Please rewrite the rows as a Markdown table with the columns n and Line, starting at the very first row and stopping after the line that contains "- flag-label: Bandeira: [869, 296, 946, 318]". Number each line and leave out blank lines.

>> start

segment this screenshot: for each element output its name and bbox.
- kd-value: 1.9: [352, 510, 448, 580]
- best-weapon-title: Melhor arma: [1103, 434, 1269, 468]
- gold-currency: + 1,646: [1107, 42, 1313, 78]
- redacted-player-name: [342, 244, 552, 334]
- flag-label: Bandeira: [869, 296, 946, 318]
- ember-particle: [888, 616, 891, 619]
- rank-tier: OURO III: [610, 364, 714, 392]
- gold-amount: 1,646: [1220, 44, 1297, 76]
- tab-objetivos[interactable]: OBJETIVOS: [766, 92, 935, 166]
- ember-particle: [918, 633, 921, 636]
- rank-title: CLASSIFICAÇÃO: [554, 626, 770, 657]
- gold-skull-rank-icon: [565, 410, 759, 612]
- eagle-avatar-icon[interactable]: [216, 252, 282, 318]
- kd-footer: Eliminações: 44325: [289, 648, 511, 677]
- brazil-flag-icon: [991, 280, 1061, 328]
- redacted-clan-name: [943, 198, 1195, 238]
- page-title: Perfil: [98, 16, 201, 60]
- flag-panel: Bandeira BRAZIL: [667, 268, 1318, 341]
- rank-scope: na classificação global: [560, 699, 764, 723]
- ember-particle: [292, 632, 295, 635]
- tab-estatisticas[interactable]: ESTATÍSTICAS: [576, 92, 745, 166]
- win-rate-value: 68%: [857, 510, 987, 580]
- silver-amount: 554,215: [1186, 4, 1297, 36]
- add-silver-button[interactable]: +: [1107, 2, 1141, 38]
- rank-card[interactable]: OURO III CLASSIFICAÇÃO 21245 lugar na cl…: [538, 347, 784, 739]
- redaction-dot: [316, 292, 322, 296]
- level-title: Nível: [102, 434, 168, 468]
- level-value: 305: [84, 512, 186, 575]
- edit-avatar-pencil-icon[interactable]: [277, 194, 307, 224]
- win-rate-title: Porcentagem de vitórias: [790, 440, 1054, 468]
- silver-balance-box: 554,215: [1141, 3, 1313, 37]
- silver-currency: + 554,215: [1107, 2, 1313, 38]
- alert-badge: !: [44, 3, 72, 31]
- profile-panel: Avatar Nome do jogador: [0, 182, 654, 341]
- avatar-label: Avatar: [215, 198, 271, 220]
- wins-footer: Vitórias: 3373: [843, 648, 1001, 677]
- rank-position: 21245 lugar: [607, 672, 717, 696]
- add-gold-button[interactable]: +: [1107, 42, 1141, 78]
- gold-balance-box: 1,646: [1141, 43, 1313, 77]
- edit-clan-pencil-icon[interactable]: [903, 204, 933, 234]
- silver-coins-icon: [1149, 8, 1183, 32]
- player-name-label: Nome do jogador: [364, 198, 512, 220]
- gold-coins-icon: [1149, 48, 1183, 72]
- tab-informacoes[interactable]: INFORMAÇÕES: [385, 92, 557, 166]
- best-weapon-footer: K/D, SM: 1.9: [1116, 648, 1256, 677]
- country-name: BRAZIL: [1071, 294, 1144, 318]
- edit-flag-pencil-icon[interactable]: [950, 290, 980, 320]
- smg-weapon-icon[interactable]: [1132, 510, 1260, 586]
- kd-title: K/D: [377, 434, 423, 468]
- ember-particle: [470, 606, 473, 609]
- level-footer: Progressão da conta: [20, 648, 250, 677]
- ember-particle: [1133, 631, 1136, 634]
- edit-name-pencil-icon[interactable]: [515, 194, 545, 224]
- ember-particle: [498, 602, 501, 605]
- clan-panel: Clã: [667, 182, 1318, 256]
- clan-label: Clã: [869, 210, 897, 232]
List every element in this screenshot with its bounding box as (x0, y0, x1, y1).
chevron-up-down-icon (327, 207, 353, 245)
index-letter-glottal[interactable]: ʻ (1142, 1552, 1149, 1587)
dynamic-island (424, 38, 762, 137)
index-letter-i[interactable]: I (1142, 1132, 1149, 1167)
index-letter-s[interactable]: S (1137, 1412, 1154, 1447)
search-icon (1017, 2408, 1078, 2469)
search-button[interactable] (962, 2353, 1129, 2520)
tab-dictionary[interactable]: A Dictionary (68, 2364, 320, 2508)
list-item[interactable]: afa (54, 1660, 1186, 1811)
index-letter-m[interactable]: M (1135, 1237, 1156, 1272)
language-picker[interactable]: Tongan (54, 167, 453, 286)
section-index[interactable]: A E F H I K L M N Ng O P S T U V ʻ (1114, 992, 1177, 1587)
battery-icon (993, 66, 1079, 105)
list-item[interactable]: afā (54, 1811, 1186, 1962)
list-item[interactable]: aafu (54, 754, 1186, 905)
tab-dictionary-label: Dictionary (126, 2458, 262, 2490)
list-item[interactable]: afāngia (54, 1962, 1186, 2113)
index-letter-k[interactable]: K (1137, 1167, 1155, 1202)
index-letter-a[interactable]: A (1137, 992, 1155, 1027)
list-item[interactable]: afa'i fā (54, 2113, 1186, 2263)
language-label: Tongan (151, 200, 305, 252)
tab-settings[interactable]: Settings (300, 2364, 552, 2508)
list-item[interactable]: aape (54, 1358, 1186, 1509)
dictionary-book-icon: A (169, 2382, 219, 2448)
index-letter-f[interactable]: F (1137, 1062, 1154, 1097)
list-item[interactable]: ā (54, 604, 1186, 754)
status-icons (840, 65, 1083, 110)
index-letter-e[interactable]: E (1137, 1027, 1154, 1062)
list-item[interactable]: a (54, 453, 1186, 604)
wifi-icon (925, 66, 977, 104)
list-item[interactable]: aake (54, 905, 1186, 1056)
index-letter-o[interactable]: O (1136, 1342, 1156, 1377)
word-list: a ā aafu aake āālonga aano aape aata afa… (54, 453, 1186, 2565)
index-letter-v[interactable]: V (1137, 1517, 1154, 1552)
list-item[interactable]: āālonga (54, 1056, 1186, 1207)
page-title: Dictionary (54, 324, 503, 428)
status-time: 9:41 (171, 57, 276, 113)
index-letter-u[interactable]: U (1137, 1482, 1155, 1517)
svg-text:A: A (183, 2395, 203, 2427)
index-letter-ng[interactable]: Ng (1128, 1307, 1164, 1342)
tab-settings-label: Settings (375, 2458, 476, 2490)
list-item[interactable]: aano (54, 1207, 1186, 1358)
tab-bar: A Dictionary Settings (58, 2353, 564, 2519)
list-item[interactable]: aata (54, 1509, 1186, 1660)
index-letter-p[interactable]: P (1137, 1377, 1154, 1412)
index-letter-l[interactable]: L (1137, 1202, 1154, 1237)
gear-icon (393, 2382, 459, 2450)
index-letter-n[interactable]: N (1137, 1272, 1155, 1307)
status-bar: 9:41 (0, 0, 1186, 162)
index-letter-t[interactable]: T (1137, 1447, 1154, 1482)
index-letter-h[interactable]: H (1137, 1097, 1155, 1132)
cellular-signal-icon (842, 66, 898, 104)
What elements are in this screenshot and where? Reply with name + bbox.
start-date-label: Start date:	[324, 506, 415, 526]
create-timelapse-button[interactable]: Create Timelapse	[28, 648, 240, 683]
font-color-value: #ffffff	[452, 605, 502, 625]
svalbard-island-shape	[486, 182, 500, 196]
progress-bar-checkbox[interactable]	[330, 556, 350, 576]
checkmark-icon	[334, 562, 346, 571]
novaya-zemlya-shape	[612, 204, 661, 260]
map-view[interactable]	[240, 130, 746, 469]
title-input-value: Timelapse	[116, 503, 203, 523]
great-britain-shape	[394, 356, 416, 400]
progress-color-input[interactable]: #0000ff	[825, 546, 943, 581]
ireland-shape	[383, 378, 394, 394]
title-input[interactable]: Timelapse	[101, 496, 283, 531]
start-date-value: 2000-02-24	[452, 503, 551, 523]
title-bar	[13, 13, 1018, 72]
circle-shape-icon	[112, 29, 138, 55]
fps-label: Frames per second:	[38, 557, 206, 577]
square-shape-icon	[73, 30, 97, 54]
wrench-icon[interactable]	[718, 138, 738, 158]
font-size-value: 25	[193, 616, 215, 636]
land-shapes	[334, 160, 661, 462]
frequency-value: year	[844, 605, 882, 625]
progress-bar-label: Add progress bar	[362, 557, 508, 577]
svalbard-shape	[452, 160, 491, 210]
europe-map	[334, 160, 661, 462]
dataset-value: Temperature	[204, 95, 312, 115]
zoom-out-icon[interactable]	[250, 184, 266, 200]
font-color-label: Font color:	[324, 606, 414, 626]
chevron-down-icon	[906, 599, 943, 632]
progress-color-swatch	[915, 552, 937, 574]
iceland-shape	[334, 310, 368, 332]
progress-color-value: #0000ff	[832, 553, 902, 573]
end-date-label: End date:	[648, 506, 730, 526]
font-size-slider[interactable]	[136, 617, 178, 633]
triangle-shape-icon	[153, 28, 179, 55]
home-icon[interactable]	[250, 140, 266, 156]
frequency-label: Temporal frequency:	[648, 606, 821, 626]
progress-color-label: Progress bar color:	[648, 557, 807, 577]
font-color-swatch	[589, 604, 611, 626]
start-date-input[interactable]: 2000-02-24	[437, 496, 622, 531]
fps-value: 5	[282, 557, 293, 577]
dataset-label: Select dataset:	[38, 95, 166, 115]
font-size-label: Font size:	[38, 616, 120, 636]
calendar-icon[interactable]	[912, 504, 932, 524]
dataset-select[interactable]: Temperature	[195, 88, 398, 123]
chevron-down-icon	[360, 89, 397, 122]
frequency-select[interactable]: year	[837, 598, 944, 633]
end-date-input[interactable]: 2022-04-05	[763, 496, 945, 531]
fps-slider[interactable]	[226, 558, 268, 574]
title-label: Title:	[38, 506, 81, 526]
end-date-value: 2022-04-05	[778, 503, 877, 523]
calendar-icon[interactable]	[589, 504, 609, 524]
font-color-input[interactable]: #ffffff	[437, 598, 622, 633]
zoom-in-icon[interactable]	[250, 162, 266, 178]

>> end

*Response for this exercise*.
| n | Line |
|---|---|
| 1 | segment this screenshot: for each element output its name and bbox. |
| 2 | - kd-value: 1.9: [352, 510, 448, 580] |
| 3 | - best-weapon-title: Melhor arma: [1103, 434, 1269, 468] |
| 4 | - gold-currency: + 1,646: [1107, 42, 1313, 78] |
| 5 | - redacted-player-name: [342, 244, 552, 334] |
| 6 | - flag-label: Bandeira: [869, 296, 946, 318] |